- _Exercise task_
From the entries below, please gather each line containing the string "nimbalance".

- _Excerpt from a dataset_
====================
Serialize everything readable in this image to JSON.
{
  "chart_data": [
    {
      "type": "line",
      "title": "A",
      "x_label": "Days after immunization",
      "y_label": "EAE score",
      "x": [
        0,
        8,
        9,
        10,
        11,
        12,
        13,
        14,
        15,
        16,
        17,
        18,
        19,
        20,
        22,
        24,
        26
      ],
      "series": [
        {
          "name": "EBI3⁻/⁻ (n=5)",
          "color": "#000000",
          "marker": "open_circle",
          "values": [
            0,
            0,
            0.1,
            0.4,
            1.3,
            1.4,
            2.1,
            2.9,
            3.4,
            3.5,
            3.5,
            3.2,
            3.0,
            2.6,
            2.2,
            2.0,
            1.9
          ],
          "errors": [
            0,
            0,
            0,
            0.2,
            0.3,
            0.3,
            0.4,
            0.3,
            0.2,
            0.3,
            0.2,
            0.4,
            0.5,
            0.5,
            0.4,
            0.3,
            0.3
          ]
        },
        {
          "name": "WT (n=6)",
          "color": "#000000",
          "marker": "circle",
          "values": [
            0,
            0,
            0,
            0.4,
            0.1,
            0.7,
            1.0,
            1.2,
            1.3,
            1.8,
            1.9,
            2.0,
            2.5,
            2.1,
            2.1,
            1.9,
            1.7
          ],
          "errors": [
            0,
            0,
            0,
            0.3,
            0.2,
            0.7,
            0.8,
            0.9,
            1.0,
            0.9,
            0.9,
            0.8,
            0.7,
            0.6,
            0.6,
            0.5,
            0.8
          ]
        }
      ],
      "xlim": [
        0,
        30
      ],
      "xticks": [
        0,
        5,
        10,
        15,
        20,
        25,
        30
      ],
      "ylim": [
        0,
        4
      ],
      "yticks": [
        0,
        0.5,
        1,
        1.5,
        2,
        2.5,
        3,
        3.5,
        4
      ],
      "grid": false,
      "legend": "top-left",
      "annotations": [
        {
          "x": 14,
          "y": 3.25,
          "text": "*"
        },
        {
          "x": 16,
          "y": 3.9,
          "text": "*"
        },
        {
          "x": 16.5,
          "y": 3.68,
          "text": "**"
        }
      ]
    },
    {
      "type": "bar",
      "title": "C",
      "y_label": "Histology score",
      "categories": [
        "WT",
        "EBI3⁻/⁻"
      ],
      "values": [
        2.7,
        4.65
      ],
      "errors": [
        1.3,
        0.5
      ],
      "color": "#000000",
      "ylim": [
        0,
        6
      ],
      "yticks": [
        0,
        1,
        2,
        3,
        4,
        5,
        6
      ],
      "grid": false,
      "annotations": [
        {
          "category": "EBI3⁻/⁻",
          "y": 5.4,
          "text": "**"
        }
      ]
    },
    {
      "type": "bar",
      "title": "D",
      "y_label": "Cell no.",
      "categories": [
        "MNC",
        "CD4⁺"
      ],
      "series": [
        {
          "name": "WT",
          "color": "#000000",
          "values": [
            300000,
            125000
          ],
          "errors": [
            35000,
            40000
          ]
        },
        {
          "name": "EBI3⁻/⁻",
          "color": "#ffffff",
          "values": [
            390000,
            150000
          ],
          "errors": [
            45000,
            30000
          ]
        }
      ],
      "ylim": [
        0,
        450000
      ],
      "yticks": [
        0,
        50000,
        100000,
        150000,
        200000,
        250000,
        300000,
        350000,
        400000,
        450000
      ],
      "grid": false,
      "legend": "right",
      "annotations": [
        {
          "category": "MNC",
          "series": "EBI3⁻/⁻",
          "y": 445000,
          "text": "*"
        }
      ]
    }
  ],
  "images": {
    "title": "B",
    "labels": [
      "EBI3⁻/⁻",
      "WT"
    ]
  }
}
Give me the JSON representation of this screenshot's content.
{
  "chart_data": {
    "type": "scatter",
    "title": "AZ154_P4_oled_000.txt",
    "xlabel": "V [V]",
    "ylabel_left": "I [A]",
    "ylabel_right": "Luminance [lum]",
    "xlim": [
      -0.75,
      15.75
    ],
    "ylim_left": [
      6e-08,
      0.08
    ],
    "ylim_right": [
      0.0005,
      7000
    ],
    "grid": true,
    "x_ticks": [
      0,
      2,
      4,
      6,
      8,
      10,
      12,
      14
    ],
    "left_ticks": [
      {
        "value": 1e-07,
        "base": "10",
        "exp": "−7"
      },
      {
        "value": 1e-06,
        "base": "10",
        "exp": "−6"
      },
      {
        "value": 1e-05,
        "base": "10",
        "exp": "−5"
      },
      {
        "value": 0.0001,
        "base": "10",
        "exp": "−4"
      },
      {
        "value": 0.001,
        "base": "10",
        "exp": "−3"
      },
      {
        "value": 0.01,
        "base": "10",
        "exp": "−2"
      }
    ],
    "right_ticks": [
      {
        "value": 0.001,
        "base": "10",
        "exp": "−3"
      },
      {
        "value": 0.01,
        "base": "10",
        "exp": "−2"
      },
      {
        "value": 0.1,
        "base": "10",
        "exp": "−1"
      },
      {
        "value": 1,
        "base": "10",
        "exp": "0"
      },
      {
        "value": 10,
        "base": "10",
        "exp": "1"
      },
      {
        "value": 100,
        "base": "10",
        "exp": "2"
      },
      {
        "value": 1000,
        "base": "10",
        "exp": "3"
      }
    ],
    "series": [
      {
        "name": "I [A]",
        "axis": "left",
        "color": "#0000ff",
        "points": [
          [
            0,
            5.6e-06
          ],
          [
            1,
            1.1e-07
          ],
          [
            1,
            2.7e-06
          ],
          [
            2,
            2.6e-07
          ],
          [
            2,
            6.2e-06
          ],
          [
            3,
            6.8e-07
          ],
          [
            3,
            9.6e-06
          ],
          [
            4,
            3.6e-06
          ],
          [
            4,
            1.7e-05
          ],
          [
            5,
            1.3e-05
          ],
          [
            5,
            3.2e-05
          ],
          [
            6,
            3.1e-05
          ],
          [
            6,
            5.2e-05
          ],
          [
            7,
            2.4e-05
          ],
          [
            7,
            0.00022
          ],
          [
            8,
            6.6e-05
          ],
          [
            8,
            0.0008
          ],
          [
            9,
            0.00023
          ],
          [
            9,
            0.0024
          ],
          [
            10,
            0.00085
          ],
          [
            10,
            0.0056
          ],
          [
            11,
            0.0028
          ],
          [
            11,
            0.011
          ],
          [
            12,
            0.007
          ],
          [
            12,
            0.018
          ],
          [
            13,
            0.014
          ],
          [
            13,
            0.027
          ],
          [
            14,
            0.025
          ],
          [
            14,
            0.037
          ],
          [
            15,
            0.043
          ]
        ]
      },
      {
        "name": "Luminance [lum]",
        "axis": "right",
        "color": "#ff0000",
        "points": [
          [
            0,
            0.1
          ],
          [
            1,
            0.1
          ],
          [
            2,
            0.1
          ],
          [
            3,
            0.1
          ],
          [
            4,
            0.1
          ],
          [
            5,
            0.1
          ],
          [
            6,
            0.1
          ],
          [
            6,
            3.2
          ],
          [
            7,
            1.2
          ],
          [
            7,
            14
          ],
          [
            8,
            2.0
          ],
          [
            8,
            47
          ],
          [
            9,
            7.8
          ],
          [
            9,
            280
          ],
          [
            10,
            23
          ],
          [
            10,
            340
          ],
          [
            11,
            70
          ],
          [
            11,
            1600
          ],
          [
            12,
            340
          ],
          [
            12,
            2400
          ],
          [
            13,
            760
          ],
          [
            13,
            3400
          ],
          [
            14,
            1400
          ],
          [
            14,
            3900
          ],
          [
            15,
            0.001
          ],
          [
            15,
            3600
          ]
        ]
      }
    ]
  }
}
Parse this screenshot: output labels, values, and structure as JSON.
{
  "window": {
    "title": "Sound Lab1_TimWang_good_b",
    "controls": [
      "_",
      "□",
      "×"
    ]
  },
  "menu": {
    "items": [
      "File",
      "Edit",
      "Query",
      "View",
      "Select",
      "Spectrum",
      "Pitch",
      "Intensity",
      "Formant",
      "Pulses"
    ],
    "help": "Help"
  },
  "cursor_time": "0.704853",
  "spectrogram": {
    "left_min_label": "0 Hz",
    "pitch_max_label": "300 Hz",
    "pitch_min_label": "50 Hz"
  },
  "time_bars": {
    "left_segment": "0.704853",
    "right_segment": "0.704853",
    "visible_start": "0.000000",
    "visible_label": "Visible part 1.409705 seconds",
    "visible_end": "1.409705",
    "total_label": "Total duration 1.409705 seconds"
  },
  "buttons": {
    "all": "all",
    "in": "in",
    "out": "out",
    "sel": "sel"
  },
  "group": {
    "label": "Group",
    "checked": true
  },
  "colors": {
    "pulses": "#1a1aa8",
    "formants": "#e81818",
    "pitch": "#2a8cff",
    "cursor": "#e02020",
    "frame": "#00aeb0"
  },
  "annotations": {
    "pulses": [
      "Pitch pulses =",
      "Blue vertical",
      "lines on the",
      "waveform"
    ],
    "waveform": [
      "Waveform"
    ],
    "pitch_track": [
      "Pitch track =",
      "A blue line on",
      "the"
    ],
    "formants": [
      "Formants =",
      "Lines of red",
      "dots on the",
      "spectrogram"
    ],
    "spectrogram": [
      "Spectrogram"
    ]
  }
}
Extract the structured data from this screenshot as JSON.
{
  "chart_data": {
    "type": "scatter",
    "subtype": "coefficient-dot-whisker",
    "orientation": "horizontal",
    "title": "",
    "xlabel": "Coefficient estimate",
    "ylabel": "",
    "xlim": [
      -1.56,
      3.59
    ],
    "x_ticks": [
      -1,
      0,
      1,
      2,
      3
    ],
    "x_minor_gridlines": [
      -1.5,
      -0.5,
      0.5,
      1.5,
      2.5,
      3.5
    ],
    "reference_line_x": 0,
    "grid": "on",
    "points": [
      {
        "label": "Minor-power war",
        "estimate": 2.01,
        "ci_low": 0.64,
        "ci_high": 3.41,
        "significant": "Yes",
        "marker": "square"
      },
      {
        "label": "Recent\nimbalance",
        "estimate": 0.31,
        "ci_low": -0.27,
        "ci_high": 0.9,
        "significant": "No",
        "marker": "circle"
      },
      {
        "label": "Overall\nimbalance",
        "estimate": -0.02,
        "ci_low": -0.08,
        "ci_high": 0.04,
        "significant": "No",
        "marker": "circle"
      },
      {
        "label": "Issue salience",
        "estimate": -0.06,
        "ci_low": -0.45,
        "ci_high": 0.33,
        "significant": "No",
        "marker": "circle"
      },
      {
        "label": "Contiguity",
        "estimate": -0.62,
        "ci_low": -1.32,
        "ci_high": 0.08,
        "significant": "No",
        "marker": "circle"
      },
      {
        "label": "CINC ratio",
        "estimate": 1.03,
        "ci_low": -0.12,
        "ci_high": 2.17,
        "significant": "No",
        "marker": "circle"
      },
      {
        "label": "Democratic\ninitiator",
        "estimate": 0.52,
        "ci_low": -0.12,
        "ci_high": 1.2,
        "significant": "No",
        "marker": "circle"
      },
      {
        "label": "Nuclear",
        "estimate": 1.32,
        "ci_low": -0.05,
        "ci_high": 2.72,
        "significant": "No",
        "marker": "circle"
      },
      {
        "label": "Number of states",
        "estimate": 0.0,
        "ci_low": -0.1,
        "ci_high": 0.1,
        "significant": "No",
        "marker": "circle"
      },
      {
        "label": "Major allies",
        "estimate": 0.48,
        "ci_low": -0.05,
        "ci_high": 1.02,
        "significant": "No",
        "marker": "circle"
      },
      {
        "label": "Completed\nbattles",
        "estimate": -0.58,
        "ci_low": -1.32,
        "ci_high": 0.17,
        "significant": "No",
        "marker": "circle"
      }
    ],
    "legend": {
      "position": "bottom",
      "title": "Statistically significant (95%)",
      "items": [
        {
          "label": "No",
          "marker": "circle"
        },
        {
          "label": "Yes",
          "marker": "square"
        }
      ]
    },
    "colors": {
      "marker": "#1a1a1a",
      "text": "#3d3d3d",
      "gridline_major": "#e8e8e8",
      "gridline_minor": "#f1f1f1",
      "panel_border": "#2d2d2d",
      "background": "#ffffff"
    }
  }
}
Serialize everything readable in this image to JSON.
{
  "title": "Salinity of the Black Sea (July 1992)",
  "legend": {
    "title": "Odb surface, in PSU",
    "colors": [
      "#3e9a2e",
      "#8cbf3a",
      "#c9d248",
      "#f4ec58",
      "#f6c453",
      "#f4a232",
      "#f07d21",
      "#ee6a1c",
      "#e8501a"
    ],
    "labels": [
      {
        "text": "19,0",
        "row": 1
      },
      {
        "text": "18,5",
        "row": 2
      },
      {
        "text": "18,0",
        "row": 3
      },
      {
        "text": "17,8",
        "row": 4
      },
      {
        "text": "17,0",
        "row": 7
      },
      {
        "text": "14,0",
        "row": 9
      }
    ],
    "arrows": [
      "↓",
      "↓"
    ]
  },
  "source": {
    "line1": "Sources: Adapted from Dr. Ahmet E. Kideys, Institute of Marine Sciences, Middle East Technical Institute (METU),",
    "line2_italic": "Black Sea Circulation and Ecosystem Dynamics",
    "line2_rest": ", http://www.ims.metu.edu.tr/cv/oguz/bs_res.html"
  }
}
====================
- _Solution for this problem_
        "label": "Recent\nimbalance",
        "label": "Overall\nimbalance",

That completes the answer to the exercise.